→ **Your objective**
Beginning with the first line of the records and ending with the line that contains "forecast-start-marker <box>948 701", rewrite those lines as a numbered list, leaving out any blank lines.

◆ ◆ ◆ ◆

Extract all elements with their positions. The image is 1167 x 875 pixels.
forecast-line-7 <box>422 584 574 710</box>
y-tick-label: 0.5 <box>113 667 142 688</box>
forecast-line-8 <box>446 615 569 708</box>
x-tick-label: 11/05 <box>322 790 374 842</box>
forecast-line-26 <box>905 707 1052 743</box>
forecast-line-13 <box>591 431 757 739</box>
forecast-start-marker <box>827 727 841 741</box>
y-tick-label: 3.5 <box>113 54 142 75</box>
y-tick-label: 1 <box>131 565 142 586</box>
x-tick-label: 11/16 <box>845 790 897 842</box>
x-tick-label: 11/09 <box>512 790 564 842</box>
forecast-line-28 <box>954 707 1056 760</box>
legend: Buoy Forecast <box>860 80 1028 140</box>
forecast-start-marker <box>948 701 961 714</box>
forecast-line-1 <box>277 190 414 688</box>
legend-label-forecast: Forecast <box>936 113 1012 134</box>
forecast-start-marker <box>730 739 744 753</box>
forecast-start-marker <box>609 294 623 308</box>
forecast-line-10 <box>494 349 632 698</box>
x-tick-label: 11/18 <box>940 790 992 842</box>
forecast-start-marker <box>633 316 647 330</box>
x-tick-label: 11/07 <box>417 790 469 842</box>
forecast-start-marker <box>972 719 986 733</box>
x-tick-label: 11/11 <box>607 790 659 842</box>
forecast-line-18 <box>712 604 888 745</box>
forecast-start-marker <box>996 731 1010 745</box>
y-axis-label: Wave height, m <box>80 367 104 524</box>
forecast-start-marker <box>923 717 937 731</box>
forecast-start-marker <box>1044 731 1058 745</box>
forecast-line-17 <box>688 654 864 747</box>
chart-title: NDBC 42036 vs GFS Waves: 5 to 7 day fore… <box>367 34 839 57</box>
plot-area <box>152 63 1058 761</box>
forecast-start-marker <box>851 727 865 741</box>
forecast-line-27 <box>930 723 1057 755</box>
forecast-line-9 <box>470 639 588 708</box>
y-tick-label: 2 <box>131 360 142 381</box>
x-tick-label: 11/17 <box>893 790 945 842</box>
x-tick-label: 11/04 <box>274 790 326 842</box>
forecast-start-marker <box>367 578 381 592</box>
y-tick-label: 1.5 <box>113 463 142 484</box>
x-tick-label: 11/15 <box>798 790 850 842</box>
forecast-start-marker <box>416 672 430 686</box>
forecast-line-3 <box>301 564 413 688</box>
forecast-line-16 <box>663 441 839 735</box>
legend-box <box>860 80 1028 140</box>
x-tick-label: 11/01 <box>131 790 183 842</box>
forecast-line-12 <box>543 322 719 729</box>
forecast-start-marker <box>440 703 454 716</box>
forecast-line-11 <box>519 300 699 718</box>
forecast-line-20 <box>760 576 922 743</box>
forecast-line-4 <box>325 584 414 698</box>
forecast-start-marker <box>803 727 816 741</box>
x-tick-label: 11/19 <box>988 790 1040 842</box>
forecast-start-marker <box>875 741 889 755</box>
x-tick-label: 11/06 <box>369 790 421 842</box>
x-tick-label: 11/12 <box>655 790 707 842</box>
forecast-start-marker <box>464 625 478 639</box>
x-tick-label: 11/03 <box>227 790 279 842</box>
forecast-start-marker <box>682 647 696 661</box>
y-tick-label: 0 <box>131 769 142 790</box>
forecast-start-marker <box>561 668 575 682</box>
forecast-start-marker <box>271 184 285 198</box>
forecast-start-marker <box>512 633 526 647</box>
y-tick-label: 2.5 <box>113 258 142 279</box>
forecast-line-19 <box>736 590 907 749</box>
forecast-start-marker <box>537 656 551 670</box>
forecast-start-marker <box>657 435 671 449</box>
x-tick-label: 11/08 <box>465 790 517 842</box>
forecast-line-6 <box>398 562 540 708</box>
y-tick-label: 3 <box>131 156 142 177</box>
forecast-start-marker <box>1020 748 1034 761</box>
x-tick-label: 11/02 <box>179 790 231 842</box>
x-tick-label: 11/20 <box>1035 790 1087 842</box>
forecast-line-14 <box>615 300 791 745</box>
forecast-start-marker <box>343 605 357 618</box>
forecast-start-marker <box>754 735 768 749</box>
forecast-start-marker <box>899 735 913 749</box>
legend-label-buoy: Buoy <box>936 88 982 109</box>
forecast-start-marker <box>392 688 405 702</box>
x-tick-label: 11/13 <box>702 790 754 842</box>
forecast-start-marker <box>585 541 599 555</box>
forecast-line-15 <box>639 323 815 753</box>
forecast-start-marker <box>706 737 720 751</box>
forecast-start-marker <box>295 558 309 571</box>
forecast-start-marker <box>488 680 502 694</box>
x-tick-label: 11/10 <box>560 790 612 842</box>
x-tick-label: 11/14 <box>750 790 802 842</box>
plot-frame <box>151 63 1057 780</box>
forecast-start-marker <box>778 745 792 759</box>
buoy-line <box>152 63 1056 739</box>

◆ ◆ ◆ ◆

→ **Solution to this task**
1. Extract all elements with their positions. The image is 1167 x 875 pixels.
2. forecast-line-7 <box>422 584 574 710</box>
3. y-tick-label: 0.5 <box>113 667 142 688</box>
4. forecast-line-8 <box>446 615 569 708</box>
5. x-tick-label: 11/05 <box>322 790 374 842</box>
6. forecast-line-26 <box>905 707 1052 743</box>
7. forecast-line-13 <box>591 431 757 739</box>
8. forecast-start-marker <box>827 727 841 741</box>
9. y-tick-label: 3.5 <box>113 54 142 75</box>
10. y-tick-label: 1 <box>131 565 142 586</box>
11. x-tick-label: 11/16 <box>845 790 897 842</box>
12. x-tick-label: 11/09 <box>512 790 564 842</box>
13. forecast-line-28 <box>954 707 1056 760</box>
14. legend: Buoy Forecast <box>860 80 1028 140</box>
15. forecast-start-marker <box>948 701 961 714</box>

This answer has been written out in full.